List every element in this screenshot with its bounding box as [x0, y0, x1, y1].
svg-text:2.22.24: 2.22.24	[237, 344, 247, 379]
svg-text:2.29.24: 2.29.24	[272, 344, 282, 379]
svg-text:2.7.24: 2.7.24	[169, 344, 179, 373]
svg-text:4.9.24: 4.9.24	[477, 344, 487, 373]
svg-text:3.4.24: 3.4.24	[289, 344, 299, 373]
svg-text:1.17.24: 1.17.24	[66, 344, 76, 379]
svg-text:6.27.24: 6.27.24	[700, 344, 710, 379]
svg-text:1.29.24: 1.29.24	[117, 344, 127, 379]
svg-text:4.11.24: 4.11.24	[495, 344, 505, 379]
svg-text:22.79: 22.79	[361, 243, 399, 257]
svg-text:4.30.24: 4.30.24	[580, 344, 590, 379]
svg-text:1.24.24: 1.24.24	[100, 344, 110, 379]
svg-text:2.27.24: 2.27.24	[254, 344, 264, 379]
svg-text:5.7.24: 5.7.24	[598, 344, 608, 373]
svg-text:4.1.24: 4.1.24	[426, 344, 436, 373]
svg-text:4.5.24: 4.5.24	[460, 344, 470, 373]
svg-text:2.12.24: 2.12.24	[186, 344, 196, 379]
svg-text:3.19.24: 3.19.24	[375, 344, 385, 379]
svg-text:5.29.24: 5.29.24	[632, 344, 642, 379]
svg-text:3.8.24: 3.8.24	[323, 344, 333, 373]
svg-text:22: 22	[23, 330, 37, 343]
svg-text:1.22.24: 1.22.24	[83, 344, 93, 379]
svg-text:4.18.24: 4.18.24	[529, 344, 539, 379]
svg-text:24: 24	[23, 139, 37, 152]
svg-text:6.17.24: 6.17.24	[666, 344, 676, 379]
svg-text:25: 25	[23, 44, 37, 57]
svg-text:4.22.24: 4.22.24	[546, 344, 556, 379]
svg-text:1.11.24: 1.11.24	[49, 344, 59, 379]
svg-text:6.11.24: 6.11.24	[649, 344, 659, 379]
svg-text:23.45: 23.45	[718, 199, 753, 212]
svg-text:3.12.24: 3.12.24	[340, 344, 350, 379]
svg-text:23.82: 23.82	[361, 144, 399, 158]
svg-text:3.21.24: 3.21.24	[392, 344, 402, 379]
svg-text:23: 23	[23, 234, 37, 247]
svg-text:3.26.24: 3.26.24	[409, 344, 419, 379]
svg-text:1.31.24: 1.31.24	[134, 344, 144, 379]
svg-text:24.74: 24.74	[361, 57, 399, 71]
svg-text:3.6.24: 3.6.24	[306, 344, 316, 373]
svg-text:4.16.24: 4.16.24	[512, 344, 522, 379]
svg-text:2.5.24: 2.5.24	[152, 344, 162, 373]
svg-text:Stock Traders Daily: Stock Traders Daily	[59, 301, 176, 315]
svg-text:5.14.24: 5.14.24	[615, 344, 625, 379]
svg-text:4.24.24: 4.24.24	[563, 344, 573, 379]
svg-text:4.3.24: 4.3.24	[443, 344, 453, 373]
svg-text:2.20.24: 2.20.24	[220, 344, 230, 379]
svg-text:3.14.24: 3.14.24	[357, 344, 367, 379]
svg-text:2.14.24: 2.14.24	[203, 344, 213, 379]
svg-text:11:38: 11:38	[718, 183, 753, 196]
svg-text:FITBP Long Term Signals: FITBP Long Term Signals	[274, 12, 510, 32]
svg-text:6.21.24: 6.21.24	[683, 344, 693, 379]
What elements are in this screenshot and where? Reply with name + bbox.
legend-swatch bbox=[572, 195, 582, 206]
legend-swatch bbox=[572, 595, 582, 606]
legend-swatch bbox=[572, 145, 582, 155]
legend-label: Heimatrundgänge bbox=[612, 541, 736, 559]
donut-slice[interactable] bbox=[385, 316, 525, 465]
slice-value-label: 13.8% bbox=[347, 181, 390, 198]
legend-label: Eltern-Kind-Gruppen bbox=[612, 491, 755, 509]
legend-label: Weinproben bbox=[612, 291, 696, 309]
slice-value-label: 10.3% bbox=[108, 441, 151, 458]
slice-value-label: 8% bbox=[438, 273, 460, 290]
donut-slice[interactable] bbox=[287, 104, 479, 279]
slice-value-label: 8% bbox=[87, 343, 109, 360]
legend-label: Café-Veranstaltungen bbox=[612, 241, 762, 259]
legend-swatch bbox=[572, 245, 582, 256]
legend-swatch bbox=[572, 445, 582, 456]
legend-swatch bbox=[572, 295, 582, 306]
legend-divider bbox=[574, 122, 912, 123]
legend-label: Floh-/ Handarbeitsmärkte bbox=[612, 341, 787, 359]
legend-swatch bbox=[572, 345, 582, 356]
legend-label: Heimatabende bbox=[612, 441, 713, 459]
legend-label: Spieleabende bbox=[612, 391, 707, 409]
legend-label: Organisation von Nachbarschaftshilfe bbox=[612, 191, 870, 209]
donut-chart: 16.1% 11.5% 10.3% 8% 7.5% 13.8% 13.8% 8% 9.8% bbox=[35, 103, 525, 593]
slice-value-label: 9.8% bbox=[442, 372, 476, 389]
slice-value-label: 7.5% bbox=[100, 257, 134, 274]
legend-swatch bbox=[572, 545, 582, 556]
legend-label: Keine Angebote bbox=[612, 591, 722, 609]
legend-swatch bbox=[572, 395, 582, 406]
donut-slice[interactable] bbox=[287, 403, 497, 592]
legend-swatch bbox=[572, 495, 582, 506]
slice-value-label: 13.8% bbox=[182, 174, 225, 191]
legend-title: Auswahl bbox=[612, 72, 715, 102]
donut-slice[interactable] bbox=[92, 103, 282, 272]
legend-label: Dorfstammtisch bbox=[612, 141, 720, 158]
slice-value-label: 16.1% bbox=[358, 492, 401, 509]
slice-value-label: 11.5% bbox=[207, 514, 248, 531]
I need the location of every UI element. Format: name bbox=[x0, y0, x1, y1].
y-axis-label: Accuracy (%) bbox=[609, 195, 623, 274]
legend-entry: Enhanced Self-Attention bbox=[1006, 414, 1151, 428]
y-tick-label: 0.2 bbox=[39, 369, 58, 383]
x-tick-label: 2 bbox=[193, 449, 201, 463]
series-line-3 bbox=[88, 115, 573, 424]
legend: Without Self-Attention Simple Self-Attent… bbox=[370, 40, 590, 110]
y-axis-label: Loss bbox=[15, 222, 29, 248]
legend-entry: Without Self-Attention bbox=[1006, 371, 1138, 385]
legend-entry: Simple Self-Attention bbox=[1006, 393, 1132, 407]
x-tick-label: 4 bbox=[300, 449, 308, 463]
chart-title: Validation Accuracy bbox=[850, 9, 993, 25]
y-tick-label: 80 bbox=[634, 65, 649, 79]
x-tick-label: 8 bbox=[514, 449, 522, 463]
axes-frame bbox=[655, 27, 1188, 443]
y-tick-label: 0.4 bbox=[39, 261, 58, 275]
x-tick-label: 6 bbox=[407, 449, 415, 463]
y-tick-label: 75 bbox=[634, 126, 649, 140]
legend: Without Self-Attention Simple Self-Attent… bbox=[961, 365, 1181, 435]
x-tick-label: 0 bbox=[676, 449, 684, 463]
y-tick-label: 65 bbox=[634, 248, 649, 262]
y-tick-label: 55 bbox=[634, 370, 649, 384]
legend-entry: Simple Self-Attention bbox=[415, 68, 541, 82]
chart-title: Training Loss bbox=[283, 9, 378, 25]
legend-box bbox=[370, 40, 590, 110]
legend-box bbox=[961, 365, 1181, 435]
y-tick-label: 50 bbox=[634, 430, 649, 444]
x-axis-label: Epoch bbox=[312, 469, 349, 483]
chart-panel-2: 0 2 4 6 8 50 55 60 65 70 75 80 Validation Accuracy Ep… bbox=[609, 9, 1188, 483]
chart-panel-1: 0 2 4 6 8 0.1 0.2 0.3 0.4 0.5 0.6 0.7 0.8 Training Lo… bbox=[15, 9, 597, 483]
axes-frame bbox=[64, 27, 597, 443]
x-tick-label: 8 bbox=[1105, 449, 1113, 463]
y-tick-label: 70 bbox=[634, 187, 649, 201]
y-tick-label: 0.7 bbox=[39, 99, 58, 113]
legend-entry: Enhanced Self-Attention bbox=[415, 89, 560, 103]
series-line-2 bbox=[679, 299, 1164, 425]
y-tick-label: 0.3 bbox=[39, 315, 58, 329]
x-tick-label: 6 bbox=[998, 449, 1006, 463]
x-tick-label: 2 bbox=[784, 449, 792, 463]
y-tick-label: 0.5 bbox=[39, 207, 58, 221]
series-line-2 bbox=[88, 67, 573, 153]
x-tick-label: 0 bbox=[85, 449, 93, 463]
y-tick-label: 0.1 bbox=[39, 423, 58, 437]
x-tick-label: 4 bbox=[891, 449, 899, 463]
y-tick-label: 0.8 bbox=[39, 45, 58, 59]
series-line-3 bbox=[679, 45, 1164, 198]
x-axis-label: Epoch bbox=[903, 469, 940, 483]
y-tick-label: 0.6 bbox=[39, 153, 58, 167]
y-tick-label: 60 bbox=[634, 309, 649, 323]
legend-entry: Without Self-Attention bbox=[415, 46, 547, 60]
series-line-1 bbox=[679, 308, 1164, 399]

◆ ◆ ◆ ◆ ◆ ◆ ◆

▶ [EXERCISE DETAILS] Could you reproduce the rows verbatim, starting at the very first row and ending at the row that contains "344, 573, 379]", with both of those included?

▶ [REPLY]
List every element in this screenshot with its bounding box as [x0, y0, x1, y1].
svg-text:2.22.24: 2.22.24	[237, 344, 247, 379]
svg-text:2.29.24: 2.29.24	[272, 344, 282, 379]
svg-text:2.7.24: 2.7.24	[169, 344, 179, 373]
svg-text:4.9.24: 4.9.24	[477, 344, 487, 373]
svg-text:3.4.24: 3.4.24	[289, 344, 299, 373]
svg-text:1.17.24: 1.17.24	[66, 344, 76, 379]
svg-text:6.27.24: 6.27.24	[700, 344, 710, 379]
svg-text:1.29.24: 1.29.24	[117, 344, 127, 379]
svg-text:4.11.24: 4.11.24	[495, 344, 505, 379]
svg-text:22.79: 22.79	[361, 243, 399, 257]
svg-text:4.30.24: 4.30.24	[580, 344, 590, 379]
svg-text:1.24.24: 1.24.24	[100, 344, 110, 379]
svg-text:2.27.24: 2.27.24	[254, 344, 264, 379]
svg-text:5.7.24: 5.7.24	[598, 344, 608, 373]
svg-text:4.1.24: 4.1.24	[426, 344, 436, 373]
svg-text:4.5.24: 4.5.24	[460, 344, 470, 373]
svg-text:2.12.24: 2.12.24	[186, 344, 196, 379]
svg-text:3.19.24: 3.19.24	[375, 344, 385, 379]
svg-text:5.29.24: 5.29.24	[632, 344, 642, 379]
svg-text:3.8.24: 3.8.24	[323, 344, 333, 373]
svg-text:22: 22	[23, 330, 37, 343]
svg-text:1.22.24: 1.22.24	[83, 344, 93, 379]
svg-text:4.18.24: 4.18.24	[529, 344, 539, 379]
svg-text:24: 24	[23, 139, 37, 152]
svg-text:6.17.24: 6.17.24	[666, 344, 676, 379]
svg-text:25: 25	[23, 44, 37, 57]
svg-text:4.22.24: 4.22.24	[546, 344, 556, 379]
svg-text:1.11.24: 1.11.24	[49, 344, 59, 379]
svg-text:6.11.24: 6.11.24	[649, 344, 659, 379]
svg-text:23.45: 23.45	[718, 199, 753, 212]
svg-text:3.12.24: 3.12.24	[340, 344, 350, 379]
svg-text:23.82: 23.82	[361, 144, 399, 158]
svg-text:3.21.24: 3.21.24	[392, 344, 402, 379]
svg-text:23: 23	[23, 234, 37, 247]
svg-text:3.26.24: 3.26.24	[409, 344, 419, 379]
svg-text:1.31.24: 1.31.24	[134, 344, 144, 379]
svg-text:24.74: 24.74	[361, 57, 399, 71]
svg-text:3.6.24: 3.6.24	[306, 344, 316, 373]
svg-text:4.16.24: 4.16.24	[512, 344, 522, 379]
svg-text:2.5.24: 2.5.24	[152, 344, 162, 373]
svg-text:Stock Traders Daily: Stock Traders Daily	[59, 301, 176, 315]
svg-text:5.14.24: 5.14.24	[615, 344, 625, 379]
svg-text:4.24.24: 4.24.24	[563, 344, 573, 379]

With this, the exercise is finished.